▸ Required task
Each entry must be reproduced precisely as it stands.

▸ Records to use
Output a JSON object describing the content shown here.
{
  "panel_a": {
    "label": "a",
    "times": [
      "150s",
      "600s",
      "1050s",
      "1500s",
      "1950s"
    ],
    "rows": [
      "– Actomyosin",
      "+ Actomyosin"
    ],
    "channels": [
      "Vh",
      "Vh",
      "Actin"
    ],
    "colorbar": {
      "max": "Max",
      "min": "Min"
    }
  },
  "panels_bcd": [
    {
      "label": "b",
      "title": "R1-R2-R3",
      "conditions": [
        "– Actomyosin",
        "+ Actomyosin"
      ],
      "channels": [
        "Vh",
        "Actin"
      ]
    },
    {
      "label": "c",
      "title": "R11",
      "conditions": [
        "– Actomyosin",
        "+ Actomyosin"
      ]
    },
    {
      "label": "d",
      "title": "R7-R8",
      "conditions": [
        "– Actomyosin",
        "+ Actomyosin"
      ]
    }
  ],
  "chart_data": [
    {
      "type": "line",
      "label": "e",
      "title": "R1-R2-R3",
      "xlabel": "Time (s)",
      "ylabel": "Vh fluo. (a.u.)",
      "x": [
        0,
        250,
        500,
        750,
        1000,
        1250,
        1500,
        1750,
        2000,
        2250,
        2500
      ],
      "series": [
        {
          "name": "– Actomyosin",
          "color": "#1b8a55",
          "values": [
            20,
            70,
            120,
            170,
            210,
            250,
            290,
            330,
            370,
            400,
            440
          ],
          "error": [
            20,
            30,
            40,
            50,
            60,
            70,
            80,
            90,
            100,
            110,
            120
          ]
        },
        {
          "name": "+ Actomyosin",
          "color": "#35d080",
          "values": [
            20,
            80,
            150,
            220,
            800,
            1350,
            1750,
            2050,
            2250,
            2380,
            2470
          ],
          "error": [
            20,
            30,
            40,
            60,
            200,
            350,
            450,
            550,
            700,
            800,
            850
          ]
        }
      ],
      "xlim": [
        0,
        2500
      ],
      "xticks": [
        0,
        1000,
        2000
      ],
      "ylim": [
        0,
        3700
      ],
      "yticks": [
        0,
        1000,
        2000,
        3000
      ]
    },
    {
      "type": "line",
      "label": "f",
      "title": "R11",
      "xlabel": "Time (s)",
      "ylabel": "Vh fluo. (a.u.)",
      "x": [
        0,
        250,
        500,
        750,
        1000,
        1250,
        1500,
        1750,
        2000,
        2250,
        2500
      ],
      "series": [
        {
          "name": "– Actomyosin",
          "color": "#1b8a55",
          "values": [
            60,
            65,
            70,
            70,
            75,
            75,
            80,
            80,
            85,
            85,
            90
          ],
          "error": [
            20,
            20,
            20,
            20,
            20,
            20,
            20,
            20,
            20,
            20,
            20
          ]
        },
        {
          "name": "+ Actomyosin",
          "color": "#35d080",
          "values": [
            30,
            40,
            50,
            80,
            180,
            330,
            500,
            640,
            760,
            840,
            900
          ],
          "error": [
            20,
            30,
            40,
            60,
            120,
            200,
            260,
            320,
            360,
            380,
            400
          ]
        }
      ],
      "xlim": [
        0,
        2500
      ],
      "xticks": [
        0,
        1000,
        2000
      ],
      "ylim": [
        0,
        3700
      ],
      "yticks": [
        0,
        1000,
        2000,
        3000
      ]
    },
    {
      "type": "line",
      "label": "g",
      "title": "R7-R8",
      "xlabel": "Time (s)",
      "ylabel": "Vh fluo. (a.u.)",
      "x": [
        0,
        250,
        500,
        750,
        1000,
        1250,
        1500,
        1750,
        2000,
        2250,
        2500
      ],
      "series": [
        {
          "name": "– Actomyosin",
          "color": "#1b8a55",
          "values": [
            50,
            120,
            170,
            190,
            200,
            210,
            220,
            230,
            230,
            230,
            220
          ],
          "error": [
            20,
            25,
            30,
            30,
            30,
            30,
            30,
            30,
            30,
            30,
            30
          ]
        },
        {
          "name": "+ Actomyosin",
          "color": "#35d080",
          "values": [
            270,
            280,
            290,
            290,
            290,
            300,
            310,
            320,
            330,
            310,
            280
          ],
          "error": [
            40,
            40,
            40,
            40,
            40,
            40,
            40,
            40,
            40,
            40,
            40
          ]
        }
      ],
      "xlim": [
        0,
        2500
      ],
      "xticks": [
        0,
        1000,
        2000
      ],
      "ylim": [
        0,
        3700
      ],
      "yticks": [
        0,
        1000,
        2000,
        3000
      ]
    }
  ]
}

▸ Correct result
Output a JSON object describing the content shown here.
{
  "panel_a": {
    "label": "a",
    "times": [
      "150s",
      "600s",
      "1050s",
      "1500s",
      "1950s"
    ],
    "rows": [
      "– Actomyosin",
      "+ Actomyosin"
    ],
    "channels": [
      "Vh",
      "Vh",
      "Actin"
    ],
    "colorbar": {
      "max": "Max",
      "min": "Min"
    }
  },
  "panels_bcd": [
    {
      "label": "b",
      "title": "R1-R2-R3",
      "conditions": [
        "– Actomyosin",
        "+ Actomyosin"
      ],
      "channels": [
        "Vh",
        "Actin"
      ]
    },
    {
      "label": "c",
      "title": "R11",
      "conditions": [
        "– Actomyosin",
        "+ Actomyosin"
      ]
    },
    {
      "label": "d",
      "title": "R7-R8",
      "conditions": [
        "– Actomyosin",
        "+ Actomyosin"
      ]
    }
  ],
  "chart_data": [
    {
      "type": "line",
      "label": "e",
      "title": "R1-R2-R3",
      "xlabel": "Time (s)",
      "ylabel": "Vh fluo. (a.u.)",
      "x": [
        0,
        250,
        500,
        750,
        1000,
        1250,
        1500,
        1750,
        2000,
        2250,
        2500
      ],
      "series": [
        {
          "name": "– Actomyosin",
          "color": "#1b8a55",
          "values": [
            20,
            70,
            120,
            170,
            210,
            250,
            290,
            330,
            370,
            400,
            440
          ],
          "error": [
            20,
            30,
            40,
            50,
            60,
            70,
            80,
            90,
            100,
            110,
            120
          ]
        },
        {
          "name": "+ Actomyosin",
          "color": "#35d080",
          "values": [
            20,
            80,
            150,
            220,
            800,
            1350,
            1750,
            2050,
            2250,
            2380,
            2470
          ],
          "error": [
            20,
            30,
            40,
            60,
            200,
            350,
            450,
            550,
            700,
            800,
            850
          ]
        }
      ],
      "xlim": [
        0,
        2500
      ],
      "xticks": [
        0,
        1000,
        2000
      ],
      "ylim": [
        0,
        3700
      ],
      "yticks": [
        0,
        1000,
        2000,
        3000
      ]
    },
    {
      "type": "line",
      "label": "f",
      "title": "R11",
      "xlabel": "Time (s)",
      "ylabel": "Vh fluo. (a.u.)",
      "x": [
        0,
        250,
        500,
        750,
        1000,
        1250,
        1500,
        1750,
        2000,
        2250,
        2500
      ],
      "series": [
        {
          "name": "– Actomyosin",
          "color": "#1b8a55",
          "values": [
            60,
            65,
            70,
            70,
            75,
            75,
            80,
            80,
            85,
            85,
            90
          ],
          "error": [
            20,
            20,
            20,
            20,
            20,
            20,
            20,
            20,
            20,
            20,
            20
          ]
        },
        {
          "name": "+ Actomyosin",
          "color": "#35d080",
          "values": [
            30,
            40,
            50,
            80,
            180,
            330,
            500,
            640,
            760,
            840,
            900
          ],
          "error": [
            20,
            30,
            40,
            60,
            120,
            200,
            260,
            320,
            360,
            380,
            400
          ]
        }
      ],
      "xlim": [
        0,
        2500
      ],
      "xticks": [
        0,
        1000,
        2000
      ],
      "ylim": [
        0,
        3700
      ],
      "yticks": [
        0,
        1000,
        2000,
        3000
      ]
    },
    {
      "type": "line",
      "label": "g",
      "title": "R7-R8",
      "xlabel": "Time (s)",
      "ylabel": "Vh fluo. (a.u.)",
      "x": [
        0,
        250,
        500,
        750,
        1000,
        1250,
        1500,
        1750,
        2000,
        2250,
        2500
      ],
      "series": [
        {
          "name": "– Actomyosin",
          "color": "#1b8a55",
          "values": [
            50,
            120,
            170,
            190,
            200,
            210,
            220,
            230,
            230,
            230,
            220
          ],
          "error": [
            20,
            25,
            30,
            30,
            30,
            30,
            30,
            30,
            30,
            30,
            30
          ]
        },
        {
          "name": "+ Actomyosin",
          "color": "#35d080",
          "values": [
            270,
            280,
            290,
            290,
            290,
            300,
            310,
            320,
            330,
            310,
            280
          ],
          "error": [
            40,
            40,
            40,
            40,
            40,
            40,
            40,
            40,
            40,
            40,
            40
          ]
        }
      ],
      "xlim": [
        0,
        2500
      ],
      "xticks": [
        0,
        1000,
        2000
      ],
      "ylim": [
        0,
        3700
      ],
      "yticks": [
        0,
        1000,
        2000,
        3000
      ]
    }
  ]
}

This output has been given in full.